#### The problem
Please transcribe the data that follows without the pictures, keeping every word the same.

[Data records]

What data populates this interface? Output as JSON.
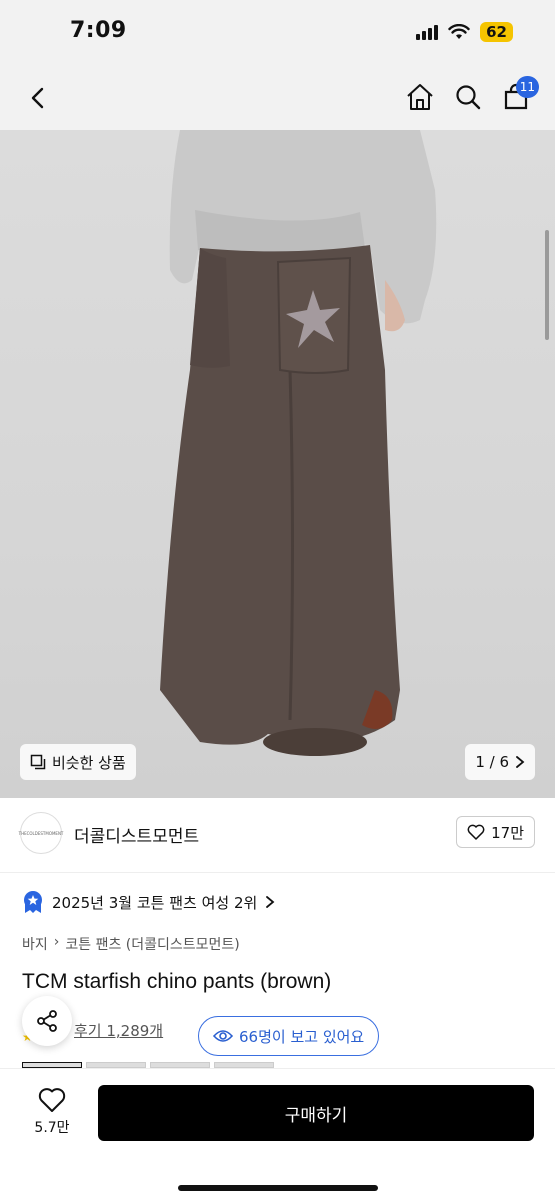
{
  "status": {
    "time": "7:09",
    "battery": "62"
  },
  "nav": {
    "cart_count": "11"
  },
  "image": {
    "similar_label": "비슷한 상품",
    "pager": "1 / 6"
  },
  "brand": {
    "name": "더콜디스트모먼트",
    "logo_text": "THECOLDESTMOMENT",
    "likes": "17만"
  },
  "ranking": {
    "text": "2025년 3월 코튼 팬츠 여성 2위"
  },
  "breadcrumb": {
    "items": [
      "바지",
      "코튼 팬츠 (더콜디스트모먼트)"
    ]
  },
  "product": {
    "title": "TCM starfish chino pants (brown)"
  },
  "reviews": {
    "link": "후기 1,289개"
  },
  "viewers": {
    "text": "66명이 보고 있어요"
  },
  "bottom": {
    "wish_count": "5.7만",
    "buy_label": "구매하기"
  },
  "colors": {
    "accent": "#2a65e0",
    "pants": "#5a4d48",
    "buy_button": "#000000"
  }
}
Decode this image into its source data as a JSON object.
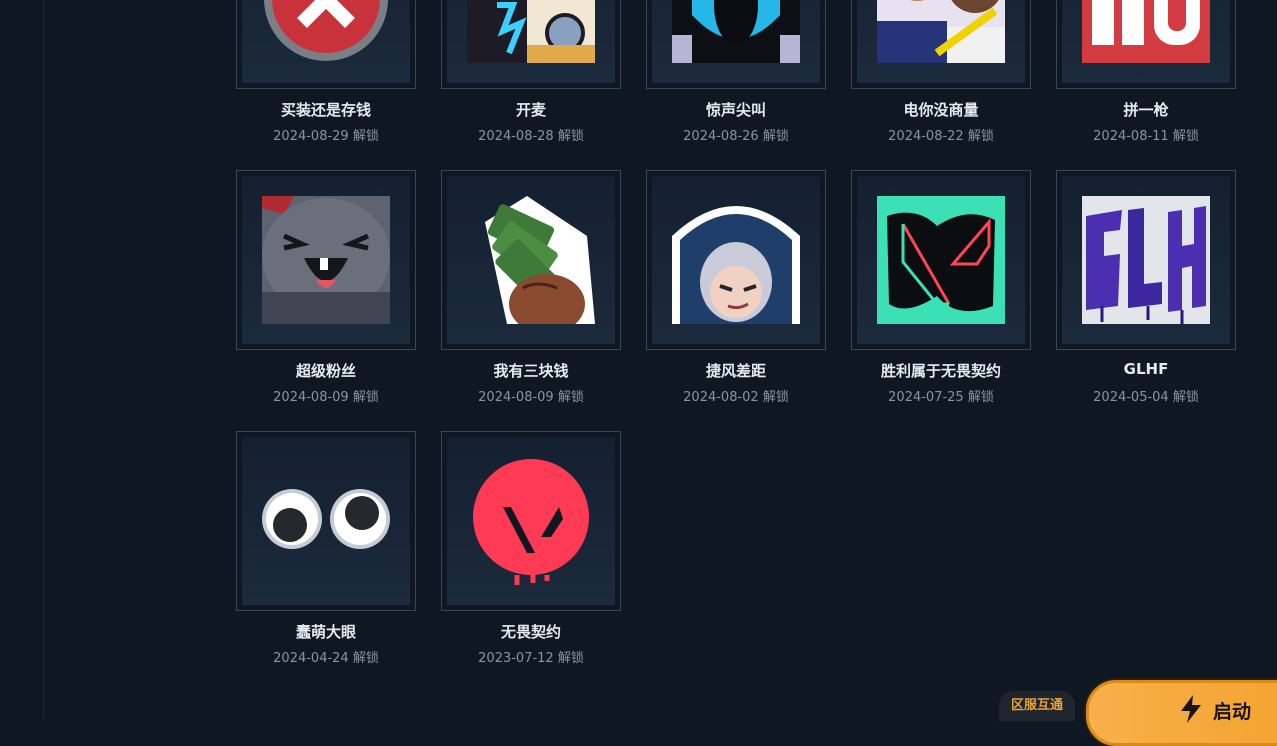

#### Task response
What data populates this interface? Output as JSON.
{
  "status": {
    "time": "7:09",
    "battery": "62"
  },
  "nav": {
    "cart_count": "11"
  },
  "image": {
    "similar_label": "비슷한 상품",
    "pager": "1 / 6"
  },
  "brand": {
    "name": "더콜디스트모먼트",
    "logo_text": "THECOLDESTMOMENT",
    "likes": "17만"
  },
  "ranking": {
    "text": "2025년 3월 코튼 팬츠 여성 2위"
  },
  "breadcrumb": {
    "items": [
      "바지",
      "코튼 팬츠 (더콜디스트모먼트)"
    ]
  },
  "product": {
    "title": "TCM starfish chino pants (brown)"
  },
  "reviews": {
    "link": "후기 1,289개"
  },
  "viewers": {
    "text": "66명이 보고 있어요"
  },
  "bottom": {
    "wish_count": "5.7만",
    "buy_label": "구매하기"
  },
  "colors": {
    "accent": "#2a65e0",
    "pants": "#5a4d48",
    "buy_button": "#000000"
  }
}
Decode this image into its source data as a JSON object.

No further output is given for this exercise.